[Stored data]
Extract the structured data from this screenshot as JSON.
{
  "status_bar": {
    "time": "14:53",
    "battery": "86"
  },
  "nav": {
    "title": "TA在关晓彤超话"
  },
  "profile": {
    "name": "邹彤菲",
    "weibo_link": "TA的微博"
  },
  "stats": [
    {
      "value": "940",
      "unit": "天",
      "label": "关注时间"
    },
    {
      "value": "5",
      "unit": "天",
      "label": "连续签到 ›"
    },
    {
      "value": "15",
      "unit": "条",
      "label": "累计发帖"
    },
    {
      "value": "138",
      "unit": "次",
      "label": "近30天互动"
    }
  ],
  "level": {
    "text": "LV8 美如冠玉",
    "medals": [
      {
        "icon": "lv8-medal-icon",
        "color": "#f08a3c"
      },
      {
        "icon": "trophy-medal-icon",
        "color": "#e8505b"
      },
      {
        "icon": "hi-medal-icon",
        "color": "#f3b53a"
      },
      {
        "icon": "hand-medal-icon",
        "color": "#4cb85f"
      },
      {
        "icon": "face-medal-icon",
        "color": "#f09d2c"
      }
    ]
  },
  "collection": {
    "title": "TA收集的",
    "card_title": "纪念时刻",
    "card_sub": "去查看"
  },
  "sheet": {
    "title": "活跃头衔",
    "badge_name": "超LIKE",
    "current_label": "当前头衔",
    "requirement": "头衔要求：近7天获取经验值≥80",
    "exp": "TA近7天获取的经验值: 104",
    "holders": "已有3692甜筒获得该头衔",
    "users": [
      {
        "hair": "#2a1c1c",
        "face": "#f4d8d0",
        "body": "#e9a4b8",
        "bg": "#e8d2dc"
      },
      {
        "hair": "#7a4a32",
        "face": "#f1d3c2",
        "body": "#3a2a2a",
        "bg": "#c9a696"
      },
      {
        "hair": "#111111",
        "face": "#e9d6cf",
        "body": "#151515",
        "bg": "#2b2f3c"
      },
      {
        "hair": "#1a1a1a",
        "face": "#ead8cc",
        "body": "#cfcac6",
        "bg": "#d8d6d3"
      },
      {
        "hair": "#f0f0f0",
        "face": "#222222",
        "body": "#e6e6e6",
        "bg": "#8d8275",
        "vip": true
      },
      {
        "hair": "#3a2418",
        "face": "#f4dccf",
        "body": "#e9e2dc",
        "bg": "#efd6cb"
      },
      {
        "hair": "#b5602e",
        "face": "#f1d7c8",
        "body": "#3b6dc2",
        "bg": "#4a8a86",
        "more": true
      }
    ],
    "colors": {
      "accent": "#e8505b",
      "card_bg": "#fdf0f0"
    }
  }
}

* Your objective *
Write out the data exactly as it stands.

* Solution *
Extract the structured data from this screenshot as JSON.
{
  "status_bar": {
    "time": "14:53",
    "battery": "86"
  },
  "nav": {
    "title": "TA在关晓彤超话"
  },
  "profile": {
    "name": "邹彤菲",
    "weibo_link": "TA的微博"
  },
  "stats": [
    {
      "value": "940",
      "unit": "天",
      "label": "关注时间"
    },
    {
      "value": "5",
      "unit": "天",
      "label": "连续签到 ›"
    },
    {
      "value": "15",
      "unit": "条",
      "label": "累计发帖"
    },
    {
      "value": "138",
      "unit": "次",
      "label": "近30天互动"
    }
  ],
  "level": {
    "text": "LV8 美如冠玉",
    "medals": [
      {
        "icon": "lv8-medal-icon",
        "color": "#f08a3c"
      },
      {
        "icon": "trophy-medal-icon",
        "color": "#e8505b"
      },
      {
        "icon": "hi-medal-icon",
        "color": "#f3b53a"
      },
      {
        "icon": "hand-medal-icon",
        "color": "#4cb85f"
      },
      {
        "icon": "face-medal-icon",
        "color": "#f09d2c"
      }
    ]
  },
  "collection": {
    "title": "TA收集的",
    "card_title": "纪念时刻",
    "card_sub": "去查看"
  },
  "sheet": {
    "title": "活跃头衔",
    "badge_name": "超LIKE",
    "current_label": "当前头衔",
    "requirement": "头衔要求：近7天获取经验值≥80",
    "exp": "TA近7天获取的经验值: 104",
    "holders": "已有3692甜筒获得该头衔",
    "users": [
      {
        "hair": "#2a1c1c",
        "face": "#f4d8d0",
        "body": "#e9a4b8",
        "bg": "#e8d2dc"
      },
      {
        "hair": "#7a4a32",
        "face": "#f1d3c2",
        "body": "#3a2a2a",
        "bg": "#c9a696"
      },
      {
        "hair": "#111111",
        "face": "#e9d6cf",
        "body": "#151515",
        "bg": "#2b2f3c"
      },
      {
        "hair": "#1a1a1a",
        "face": "#ead8cc",
        "body": "#cfcac6",
        "bg": "#d8d6d3"
      },
      {
        "hair": "#f0f0f0",
        "face": "#222222",
        "body": "#e6e6e6",
        "bg": "#8d8275",
        "vip": true
      },
      {
        "hair": "#3a2418",
        "face": "#f4dccf",
        "body": "#e9e2dc",
        "bg": "#efd6cb"
      },
      {
        "hair": "#b5602e",
        "face": "#f1d7c8",
        "body": "#3b6dc2",
        "bg": "#4a8a86",
        "more": true
      }
    ],
    "colors": {
      "accent": "#e8505b",
      "card_bg": "#fdf0f0"
    }
  }
}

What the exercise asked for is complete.